> _YOUR INSTRUCTIONS_
Below are records; state how many of their lines hold the word "若线段AB", and give only the figure.

> _MATERIALS PROVIDED_
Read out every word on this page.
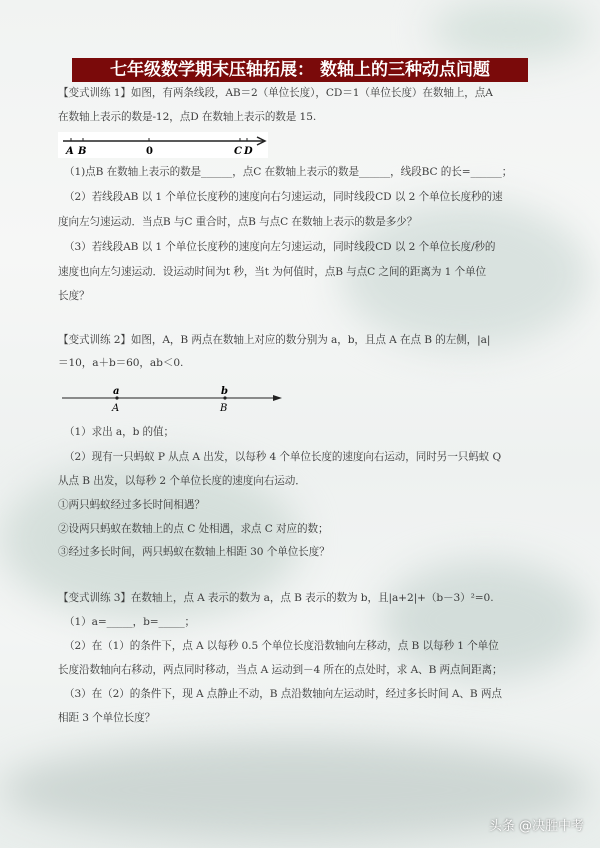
七年级数学期末压轴拓展： 数轴上的三种动点问题
【变式训练 1】如图，有两条线段，AB＝2（单位长度），CD＝1（单位长度）在数轴上，点A
在数轴上表示的数是-12，点D 在数轴上表示的数是 15.
A B	0	C D
（1)点B 在数轴上表示的数是______，点C 在数轴上表示的数是______，线段BC 的长=______；
（2）若线段AB 以 1 个单位长度秒的速度向右匀速运动，同时线段CD 以 2 个单位长度秒的速
度向左匀速运动．当点B 与C 重合时，点B 与点C 在数轴上表示的数是多少？
（3）若线段AB 以 1 个单位长度秒的速度向左匀速运动，同时线段CD 以 2 个单位长度/秒的
速度也向左匀速运动．设运动时间为t 秒，当t 为何值时，点B 与点C 之间的距离为 1 个单位
长度？
【变式训练 2】如图，A，B 两点在数轴上对应的数分别为 a，b，且点 A 在点 B 的左侧，|a|
＝10，a＋b＝60，ab＜0.
a	b
A	B
（1）求出 a，b 的值；
（2）现有一只蚂蚁 P 从点 A 出发，以每秒 4 个单位长度的速度向右运动，同时另一只蚂蚁 Q
从点 B 出发，以每秒 2 个单位长度的速度向右运动．
①两只蚂蚁经过多长时间相遇？
②设两只蚂蚁在数轴上的点 C 处相遇，求点 C 对应的数；
③经过多长时间，两只蚂蚁在数轴上相距 30 个单位长度？
【变式训练 3】在数轴上，点 A 表示的数为 a，点 B 表示的数为 b，且|a+2|+（b－3）²=0.
（1）a=_____，b=_____；
（2）在（1）的条件下，点 A 以每秒 0.5 个单位长度沿数轴向左移动，点 B 以每秒 1 个单位
长度沿数轴向右移动，两点同时移动，当点 A 运动到－4 所在的点处时，求 A、B 两点间距离；
（3）在（2）的条件下，现 A 点静止不动，B 点沿数轴向左运动时，经过多长时间 A、B 两点
相距 3 个单位长度？
头条 @决胜中考
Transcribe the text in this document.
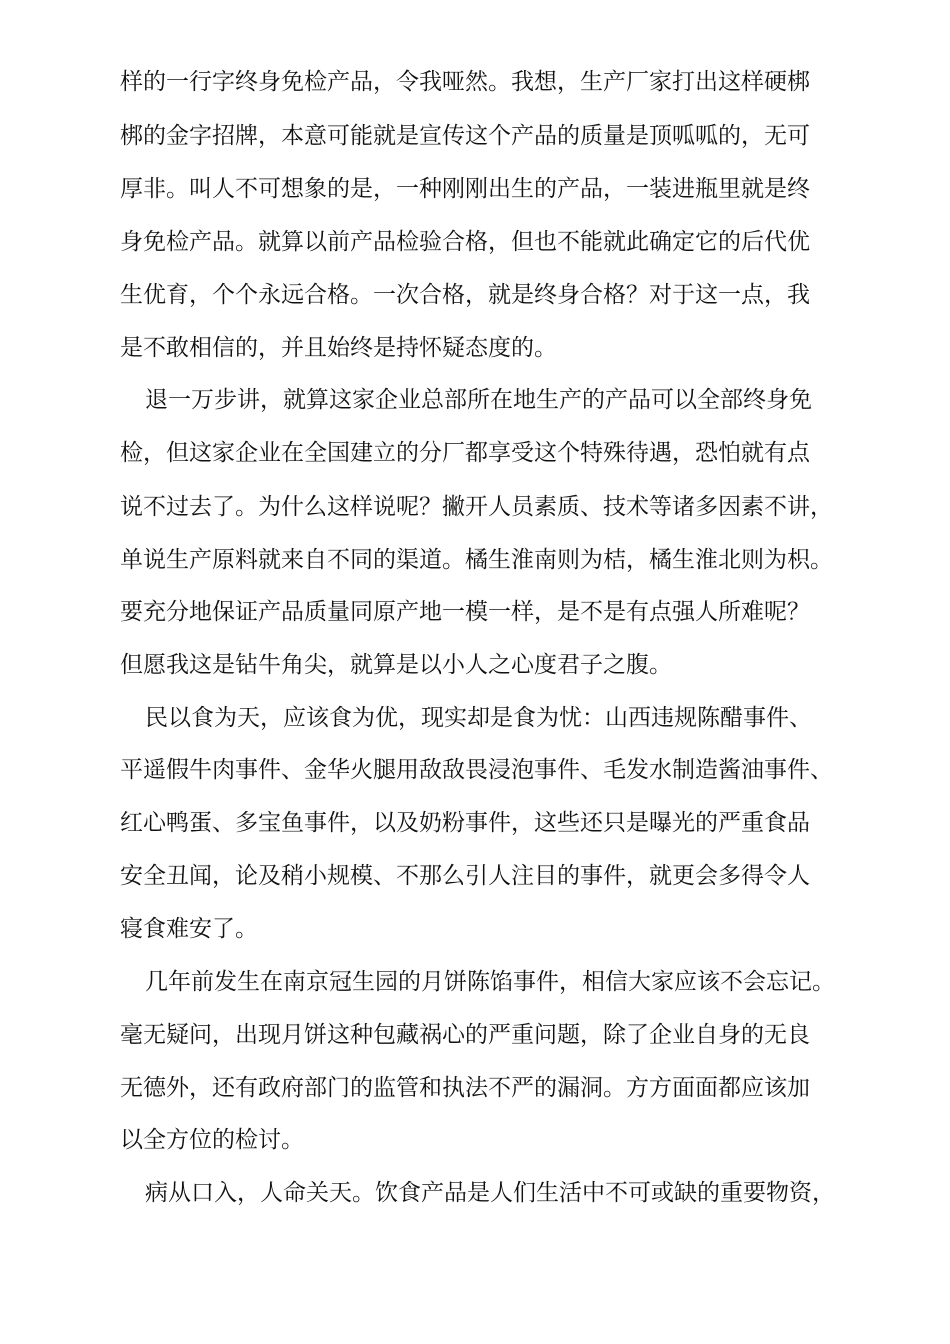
样的一行字终身免检产品，令我哑然。我想，生产厂家打出这样硬梆
梆的金字招牌，本意可能就是宣传这个产品的质量是顶呱呱的，无可
厚非。叫人不可想象的是，一种刚刚出生的产品，一装进瓶里就是终
身免检产品。就算以前产品检验合格，但也不能就此确定它的后代优
生优育，个个永远合格。一次合格，就是终身合格？对于这一点，我
是不敢相信的，并且始终是持怀疑态度的。
退一万步讲，就算这家企业总部所在地生产的产品可以全部终身免
检，但这家企业在全国建立的分厂都享受这个特殊待遇，恐怕就有点
说不过去了。为什么这样说呢？撇开人员素质、技术等诸多因素不讲，
单说生产原料就来自不同的渠道。橘生淮南则为桔，橘生淮北则为枳。
要充分地保证产品质量同原产地一模一样，是不是有点强人所难呢？
但愿我这是钻牛角尖，就算是以小人之心度君子之腹。
民以食为天，应该食为优，现实却是食为忧：山西违规陈醋事件、
平遥假牛肉事件、金华火腿用敌敌畏浸泡事件、毛发水制造酱油事件、
红心鸭蛋、多宝鱼事件，以及奶粉事件，这些还只是曝光的严重食品
安全丑闻，论及稍小规模、不那么引人注目的事件，就更会多得令人
寝食难安了。
几年前发生在南京冠生园的月饼陈馅事件，相信大家应该不会忘记。
毫无疑问，出现月饼这种包藏祸心的严重问题，除了企业自身的无良
无德外，还有政府部门的监管和执法不严的漏洞。方方面面都应该加
以全方位的检讨。
病从口入，人命关天。饮食产品是人们生活中不可或缺的重要物资，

> _ANSWER TO THIS TASK_
2